(Page text entries)
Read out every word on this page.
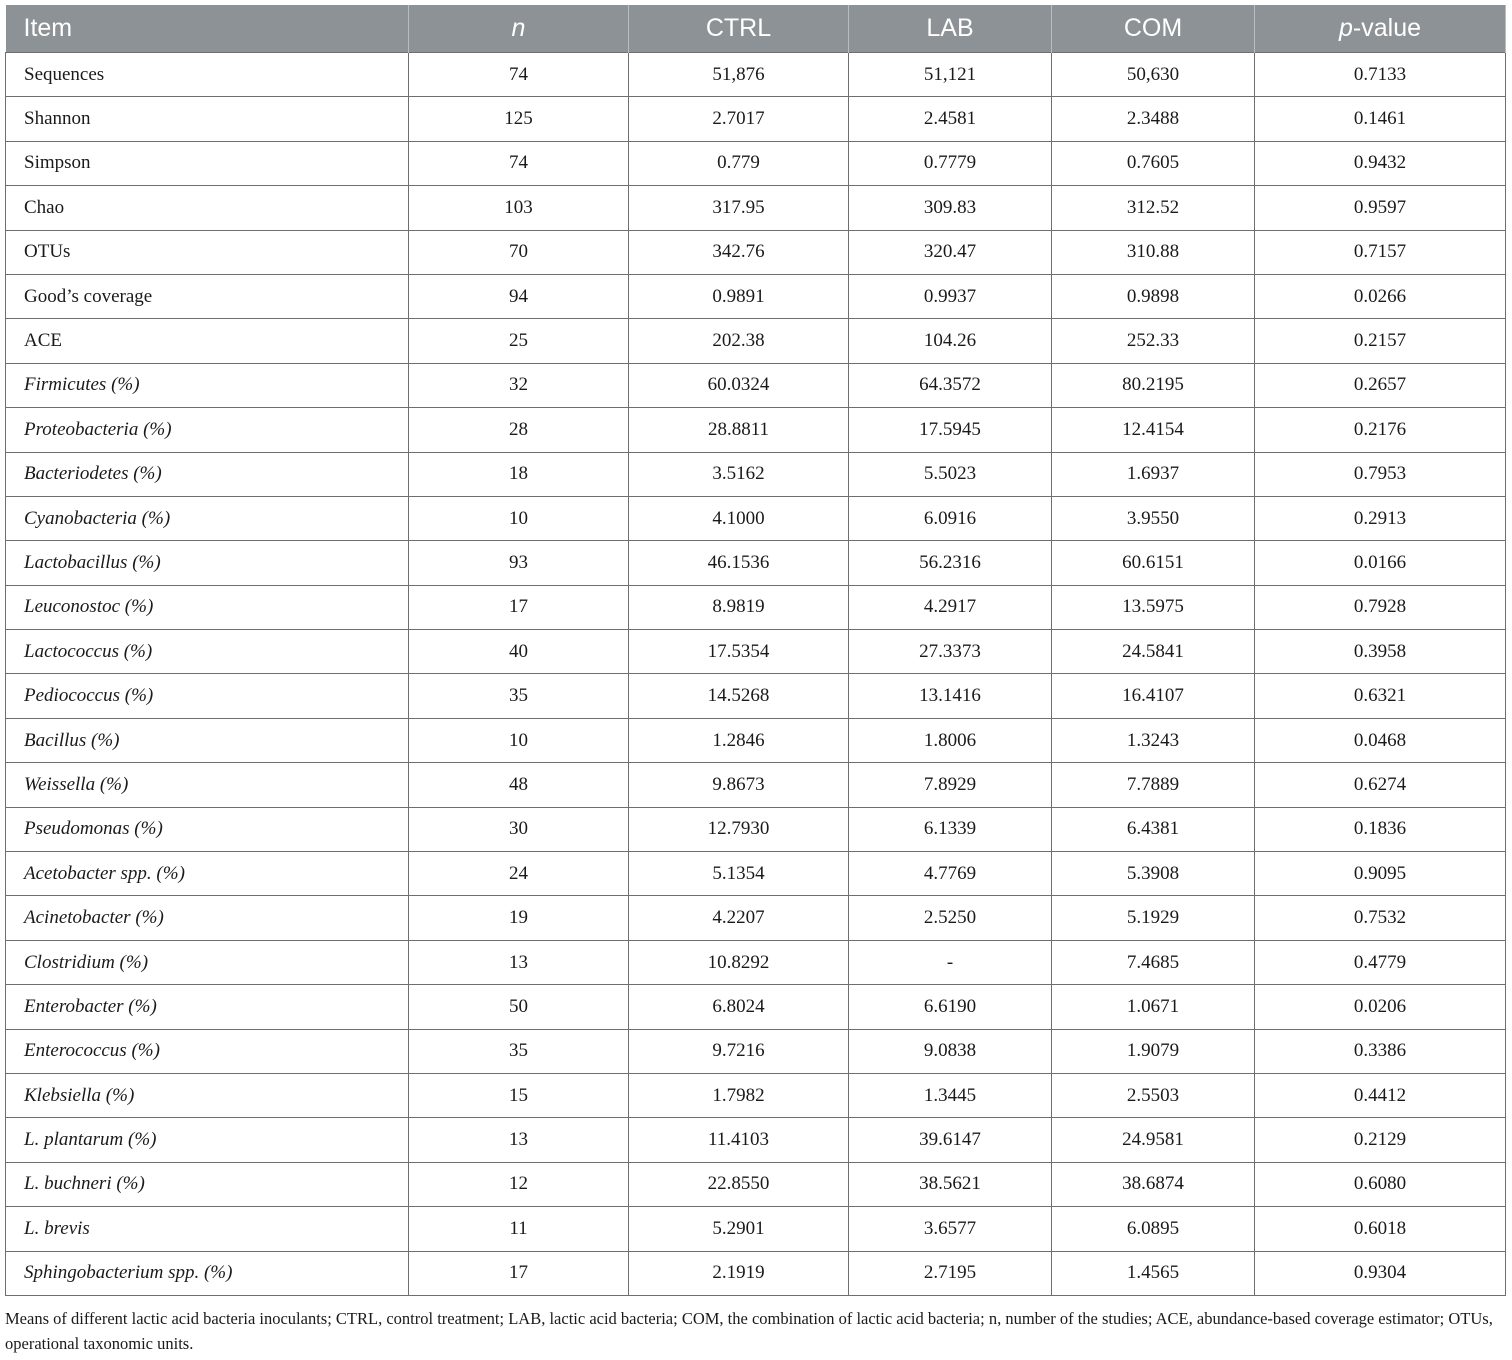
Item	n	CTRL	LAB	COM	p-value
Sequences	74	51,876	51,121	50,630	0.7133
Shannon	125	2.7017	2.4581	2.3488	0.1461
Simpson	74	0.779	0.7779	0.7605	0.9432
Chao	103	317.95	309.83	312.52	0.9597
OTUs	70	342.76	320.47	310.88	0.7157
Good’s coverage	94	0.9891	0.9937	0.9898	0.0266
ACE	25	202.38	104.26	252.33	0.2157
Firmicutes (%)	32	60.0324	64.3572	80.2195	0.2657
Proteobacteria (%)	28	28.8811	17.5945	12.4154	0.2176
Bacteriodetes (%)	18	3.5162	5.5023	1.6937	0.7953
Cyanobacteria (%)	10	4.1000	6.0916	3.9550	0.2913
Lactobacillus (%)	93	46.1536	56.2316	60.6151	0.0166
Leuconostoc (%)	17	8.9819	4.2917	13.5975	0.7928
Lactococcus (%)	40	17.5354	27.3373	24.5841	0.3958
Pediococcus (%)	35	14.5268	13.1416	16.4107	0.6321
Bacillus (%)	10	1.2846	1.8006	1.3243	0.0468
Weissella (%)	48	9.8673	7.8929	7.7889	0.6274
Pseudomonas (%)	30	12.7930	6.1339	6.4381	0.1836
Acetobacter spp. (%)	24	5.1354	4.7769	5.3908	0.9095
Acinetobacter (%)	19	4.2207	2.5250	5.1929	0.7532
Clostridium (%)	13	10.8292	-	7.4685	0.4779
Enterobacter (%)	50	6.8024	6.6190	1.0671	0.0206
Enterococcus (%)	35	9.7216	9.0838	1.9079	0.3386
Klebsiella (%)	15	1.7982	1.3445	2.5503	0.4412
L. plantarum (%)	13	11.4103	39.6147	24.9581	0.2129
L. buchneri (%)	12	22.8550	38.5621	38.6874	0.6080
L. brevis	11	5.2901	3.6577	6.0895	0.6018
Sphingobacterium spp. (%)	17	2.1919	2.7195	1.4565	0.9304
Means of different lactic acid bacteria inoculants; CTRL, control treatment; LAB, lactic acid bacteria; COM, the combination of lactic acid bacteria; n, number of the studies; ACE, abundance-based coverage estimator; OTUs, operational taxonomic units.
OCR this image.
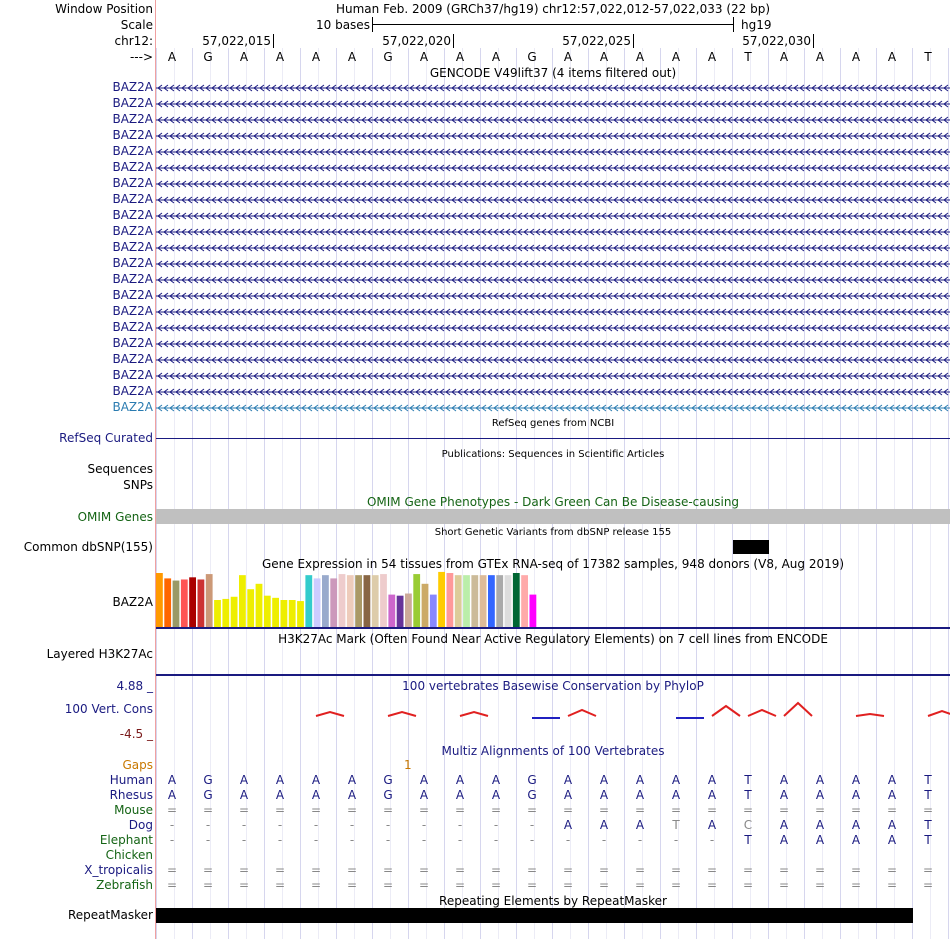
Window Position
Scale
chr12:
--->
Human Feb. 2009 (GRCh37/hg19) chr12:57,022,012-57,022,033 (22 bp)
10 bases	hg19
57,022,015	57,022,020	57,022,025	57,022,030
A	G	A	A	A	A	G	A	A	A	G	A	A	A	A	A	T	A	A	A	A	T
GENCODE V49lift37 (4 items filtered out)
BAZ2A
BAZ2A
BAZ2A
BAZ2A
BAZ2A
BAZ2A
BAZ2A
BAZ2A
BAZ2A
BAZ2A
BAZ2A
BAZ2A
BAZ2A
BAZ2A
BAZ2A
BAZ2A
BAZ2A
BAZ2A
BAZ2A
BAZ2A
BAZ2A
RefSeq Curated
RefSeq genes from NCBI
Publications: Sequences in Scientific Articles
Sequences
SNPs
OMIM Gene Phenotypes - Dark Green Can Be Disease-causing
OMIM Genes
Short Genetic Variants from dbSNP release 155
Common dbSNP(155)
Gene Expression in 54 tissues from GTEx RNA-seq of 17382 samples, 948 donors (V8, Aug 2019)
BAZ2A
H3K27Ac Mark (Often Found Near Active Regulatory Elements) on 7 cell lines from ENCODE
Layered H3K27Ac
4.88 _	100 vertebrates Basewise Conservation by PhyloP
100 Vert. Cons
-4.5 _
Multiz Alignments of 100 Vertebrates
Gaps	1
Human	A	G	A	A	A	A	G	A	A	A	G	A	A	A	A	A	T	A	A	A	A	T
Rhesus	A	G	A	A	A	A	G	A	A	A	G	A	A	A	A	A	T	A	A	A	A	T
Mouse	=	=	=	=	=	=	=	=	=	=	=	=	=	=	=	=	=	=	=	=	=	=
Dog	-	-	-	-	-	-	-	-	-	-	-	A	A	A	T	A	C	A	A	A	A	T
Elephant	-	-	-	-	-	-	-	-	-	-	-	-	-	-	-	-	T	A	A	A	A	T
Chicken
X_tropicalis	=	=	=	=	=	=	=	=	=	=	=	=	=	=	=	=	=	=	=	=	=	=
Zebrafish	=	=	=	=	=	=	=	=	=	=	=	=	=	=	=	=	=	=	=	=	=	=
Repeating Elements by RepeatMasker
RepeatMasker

...

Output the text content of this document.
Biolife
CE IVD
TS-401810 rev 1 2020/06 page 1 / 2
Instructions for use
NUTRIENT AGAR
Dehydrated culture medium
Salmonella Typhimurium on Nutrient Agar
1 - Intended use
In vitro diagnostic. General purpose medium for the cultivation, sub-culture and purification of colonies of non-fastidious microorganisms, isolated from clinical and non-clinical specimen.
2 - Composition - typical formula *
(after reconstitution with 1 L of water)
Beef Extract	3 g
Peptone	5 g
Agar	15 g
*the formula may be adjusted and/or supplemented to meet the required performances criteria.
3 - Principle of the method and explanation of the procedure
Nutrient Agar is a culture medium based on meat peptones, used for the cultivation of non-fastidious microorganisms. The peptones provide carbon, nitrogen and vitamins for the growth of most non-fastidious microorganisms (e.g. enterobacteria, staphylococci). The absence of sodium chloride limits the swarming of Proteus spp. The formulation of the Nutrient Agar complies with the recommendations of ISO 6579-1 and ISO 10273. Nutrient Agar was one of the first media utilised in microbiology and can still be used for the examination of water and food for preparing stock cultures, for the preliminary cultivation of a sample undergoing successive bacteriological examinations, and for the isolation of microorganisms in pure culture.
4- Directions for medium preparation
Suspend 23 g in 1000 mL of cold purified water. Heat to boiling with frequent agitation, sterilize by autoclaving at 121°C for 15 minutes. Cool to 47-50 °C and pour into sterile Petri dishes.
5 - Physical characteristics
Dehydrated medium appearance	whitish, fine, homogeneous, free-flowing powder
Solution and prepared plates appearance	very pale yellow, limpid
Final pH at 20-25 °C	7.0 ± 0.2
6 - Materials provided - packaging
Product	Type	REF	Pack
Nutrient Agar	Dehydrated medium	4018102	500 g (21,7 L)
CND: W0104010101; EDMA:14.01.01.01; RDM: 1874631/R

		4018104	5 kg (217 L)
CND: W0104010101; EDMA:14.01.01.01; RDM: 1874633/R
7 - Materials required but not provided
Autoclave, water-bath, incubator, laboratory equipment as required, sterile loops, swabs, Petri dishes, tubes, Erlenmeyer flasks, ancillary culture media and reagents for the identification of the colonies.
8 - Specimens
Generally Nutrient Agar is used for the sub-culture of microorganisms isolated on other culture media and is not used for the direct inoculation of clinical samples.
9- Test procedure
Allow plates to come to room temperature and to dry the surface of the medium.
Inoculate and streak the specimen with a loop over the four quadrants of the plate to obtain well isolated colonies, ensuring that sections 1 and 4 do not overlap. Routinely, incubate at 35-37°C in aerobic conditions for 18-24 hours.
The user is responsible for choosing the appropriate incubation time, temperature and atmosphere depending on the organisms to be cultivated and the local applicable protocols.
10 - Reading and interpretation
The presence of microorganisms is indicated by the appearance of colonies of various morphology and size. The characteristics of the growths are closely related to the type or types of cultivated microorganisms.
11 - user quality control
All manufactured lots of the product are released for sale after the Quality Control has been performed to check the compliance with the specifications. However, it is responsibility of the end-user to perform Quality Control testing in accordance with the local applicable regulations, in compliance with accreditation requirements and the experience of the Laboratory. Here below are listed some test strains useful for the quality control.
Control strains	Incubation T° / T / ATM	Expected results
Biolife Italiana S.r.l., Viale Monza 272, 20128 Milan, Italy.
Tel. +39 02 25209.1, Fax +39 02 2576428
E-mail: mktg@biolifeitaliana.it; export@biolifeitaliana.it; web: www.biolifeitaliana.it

▸ **What you have to do**
Reply with the number of lines in the data that include the string "sterile" and nothing else.

▸ **Exercise output**
2